___ Provided entries ___

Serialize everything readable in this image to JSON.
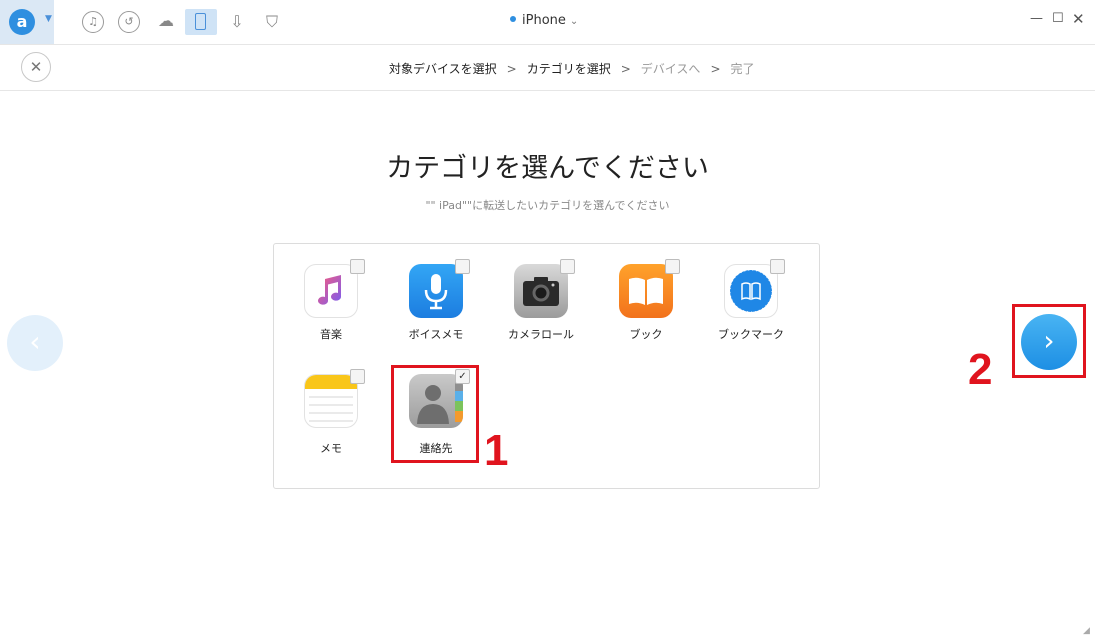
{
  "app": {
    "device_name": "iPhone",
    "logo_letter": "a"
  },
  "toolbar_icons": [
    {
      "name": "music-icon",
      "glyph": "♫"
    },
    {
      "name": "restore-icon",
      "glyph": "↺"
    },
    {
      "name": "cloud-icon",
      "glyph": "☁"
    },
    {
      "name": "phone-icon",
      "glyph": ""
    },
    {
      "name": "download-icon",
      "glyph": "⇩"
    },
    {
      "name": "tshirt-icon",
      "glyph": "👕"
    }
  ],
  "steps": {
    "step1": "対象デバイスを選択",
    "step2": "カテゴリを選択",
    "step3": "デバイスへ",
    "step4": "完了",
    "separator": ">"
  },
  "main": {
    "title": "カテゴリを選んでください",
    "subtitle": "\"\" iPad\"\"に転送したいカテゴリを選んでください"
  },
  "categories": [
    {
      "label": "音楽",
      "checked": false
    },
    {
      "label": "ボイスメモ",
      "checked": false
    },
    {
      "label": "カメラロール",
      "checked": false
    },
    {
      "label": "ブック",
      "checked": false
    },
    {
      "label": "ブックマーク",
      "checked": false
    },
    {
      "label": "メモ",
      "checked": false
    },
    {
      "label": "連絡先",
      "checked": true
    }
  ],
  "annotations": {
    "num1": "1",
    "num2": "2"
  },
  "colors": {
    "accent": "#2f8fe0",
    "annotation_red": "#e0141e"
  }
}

___
___ Provided entries ___

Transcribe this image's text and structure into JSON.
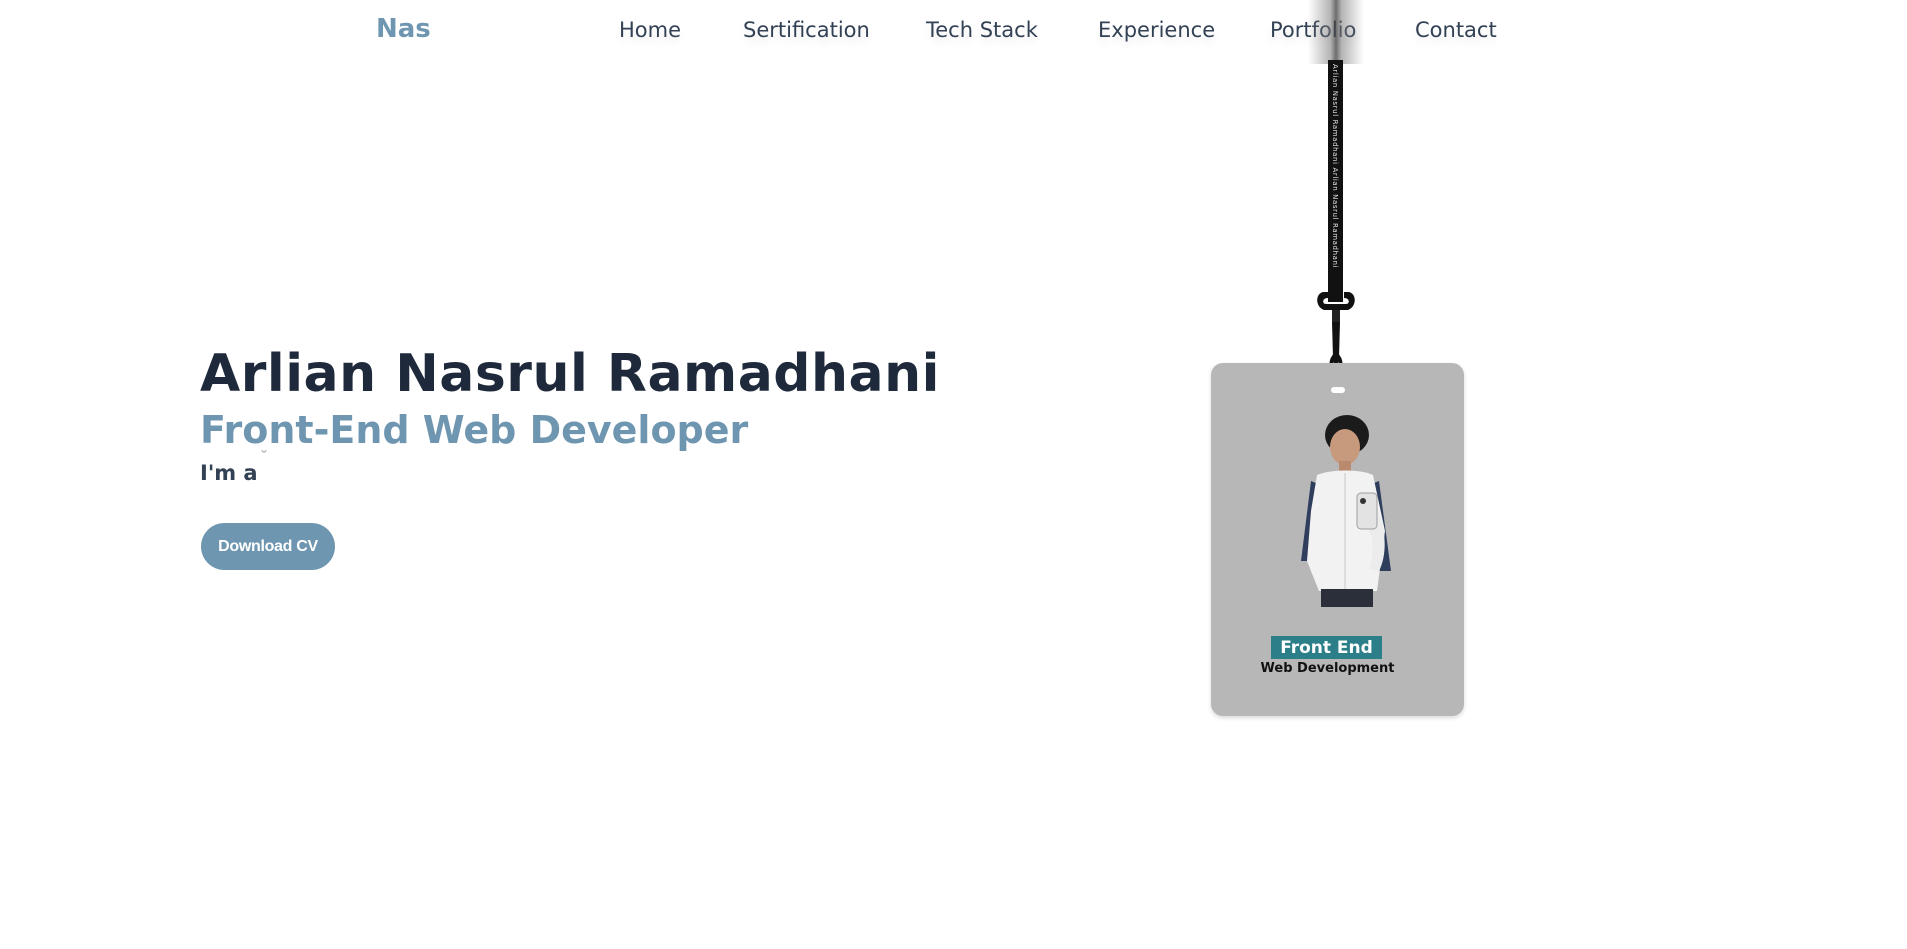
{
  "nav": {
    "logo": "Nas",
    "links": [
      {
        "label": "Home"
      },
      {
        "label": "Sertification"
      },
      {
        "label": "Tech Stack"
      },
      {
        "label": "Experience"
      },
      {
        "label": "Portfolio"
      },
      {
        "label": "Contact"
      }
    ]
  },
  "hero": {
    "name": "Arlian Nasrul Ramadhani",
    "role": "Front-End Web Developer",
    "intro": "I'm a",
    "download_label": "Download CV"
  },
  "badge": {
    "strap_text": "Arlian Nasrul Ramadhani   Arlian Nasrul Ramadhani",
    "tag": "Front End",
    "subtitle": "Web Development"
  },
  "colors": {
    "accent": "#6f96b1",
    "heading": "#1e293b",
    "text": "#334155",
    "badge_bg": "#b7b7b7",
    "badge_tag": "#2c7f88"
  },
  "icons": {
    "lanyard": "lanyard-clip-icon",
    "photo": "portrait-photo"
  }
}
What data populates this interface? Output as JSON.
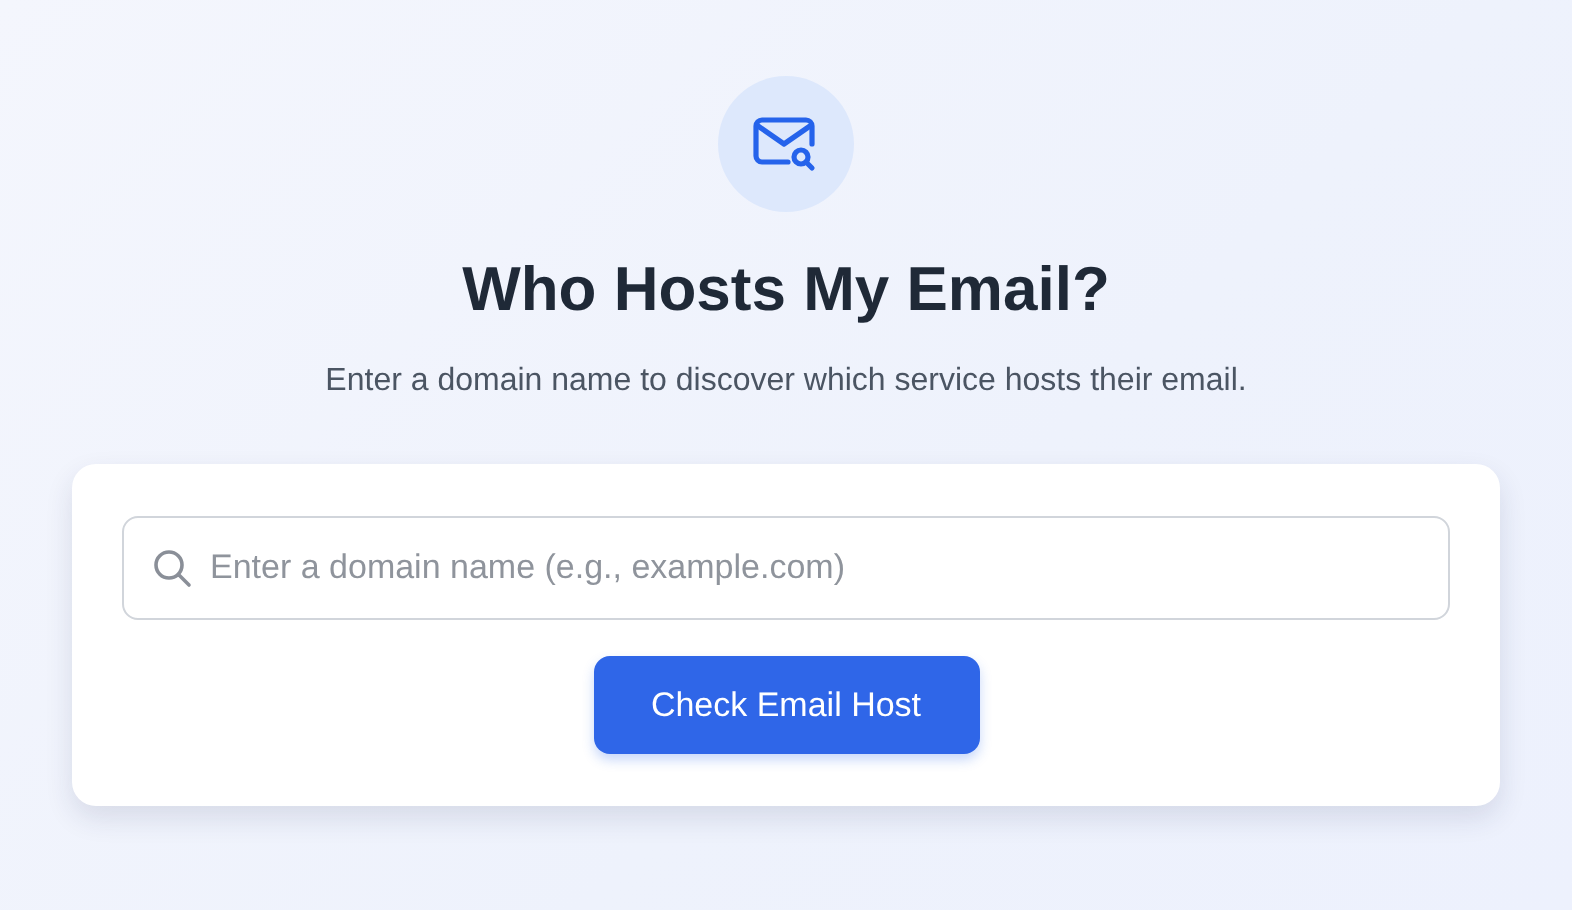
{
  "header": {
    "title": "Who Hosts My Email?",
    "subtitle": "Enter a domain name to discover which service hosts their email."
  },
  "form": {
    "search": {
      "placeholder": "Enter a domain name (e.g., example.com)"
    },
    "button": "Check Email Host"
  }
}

___
___ Provided entries ___

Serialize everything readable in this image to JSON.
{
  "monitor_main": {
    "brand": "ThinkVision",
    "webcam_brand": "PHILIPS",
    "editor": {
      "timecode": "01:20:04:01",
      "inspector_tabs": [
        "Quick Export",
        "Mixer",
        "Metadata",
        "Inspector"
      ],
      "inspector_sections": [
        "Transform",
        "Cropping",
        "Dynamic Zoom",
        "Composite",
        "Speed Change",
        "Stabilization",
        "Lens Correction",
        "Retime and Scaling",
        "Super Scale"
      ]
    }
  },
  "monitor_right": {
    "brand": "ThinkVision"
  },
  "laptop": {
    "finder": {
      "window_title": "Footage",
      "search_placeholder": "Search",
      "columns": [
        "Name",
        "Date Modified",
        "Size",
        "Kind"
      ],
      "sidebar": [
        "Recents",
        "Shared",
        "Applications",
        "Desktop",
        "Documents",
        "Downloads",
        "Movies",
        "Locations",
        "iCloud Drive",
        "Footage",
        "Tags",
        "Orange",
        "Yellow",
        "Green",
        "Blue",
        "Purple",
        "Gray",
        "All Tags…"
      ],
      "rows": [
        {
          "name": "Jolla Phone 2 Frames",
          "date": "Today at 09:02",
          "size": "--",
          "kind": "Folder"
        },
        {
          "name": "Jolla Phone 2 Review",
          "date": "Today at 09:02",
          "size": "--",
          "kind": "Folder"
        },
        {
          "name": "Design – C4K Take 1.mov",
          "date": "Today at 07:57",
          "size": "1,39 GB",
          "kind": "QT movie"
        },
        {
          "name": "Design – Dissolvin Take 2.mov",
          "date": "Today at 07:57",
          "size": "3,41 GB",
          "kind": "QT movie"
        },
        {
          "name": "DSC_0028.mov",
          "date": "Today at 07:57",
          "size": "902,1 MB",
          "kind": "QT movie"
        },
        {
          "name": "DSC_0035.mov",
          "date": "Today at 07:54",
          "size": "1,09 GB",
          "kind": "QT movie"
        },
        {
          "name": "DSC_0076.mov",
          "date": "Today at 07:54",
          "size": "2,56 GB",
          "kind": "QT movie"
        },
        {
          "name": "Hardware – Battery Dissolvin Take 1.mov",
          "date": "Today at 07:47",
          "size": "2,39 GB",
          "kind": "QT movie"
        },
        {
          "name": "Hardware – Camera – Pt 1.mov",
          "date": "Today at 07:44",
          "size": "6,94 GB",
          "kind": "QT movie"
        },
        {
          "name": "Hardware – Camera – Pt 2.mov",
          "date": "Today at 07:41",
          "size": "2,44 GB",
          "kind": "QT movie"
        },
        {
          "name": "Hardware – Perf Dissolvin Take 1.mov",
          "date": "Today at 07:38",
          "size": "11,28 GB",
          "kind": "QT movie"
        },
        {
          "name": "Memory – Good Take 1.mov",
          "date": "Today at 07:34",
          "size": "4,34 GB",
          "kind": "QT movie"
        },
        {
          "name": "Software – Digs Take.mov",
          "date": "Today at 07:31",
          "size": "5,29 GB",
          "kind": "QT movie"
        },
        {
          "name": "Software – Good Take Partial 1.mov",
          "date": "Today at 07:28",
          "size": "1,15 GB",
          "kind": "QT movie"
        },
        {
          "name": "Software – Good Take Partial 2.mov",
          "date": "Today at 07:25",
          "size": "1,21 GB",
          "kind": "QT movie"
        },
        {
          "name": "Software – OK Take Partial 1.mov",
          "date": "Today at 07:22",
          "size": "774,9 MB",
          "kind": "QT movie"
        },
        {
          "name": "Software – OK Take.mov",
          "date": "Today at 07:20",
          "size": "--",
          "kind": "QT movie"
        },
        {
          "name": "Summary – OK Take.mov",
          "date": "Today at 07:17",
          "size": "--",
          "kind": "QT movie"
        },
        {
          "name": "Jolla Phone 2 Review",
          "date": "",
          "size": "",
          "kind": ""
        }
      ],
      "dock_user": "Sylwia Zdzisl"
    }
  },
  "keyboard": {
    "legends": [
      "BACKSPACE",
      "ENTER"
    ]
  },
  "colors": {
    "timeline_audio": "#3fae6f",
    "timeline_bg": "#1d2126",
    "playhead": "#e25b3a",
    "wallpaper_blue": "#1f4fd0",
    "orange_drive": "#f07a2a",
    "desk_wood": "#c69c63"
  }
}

___

• **Task instructions**
Scan the listing above. Collect all lines with the word "Software".

• **The reply**
          "name": "Software – Digs Take.mov",
          "name": "Software – Good Take Partial 1.mov",
          "name": "Software – Good Take Partial 2.mov",
          "name": "Software – OK Take Partial 1.mov",
          "name": "Software – OK Take.mov",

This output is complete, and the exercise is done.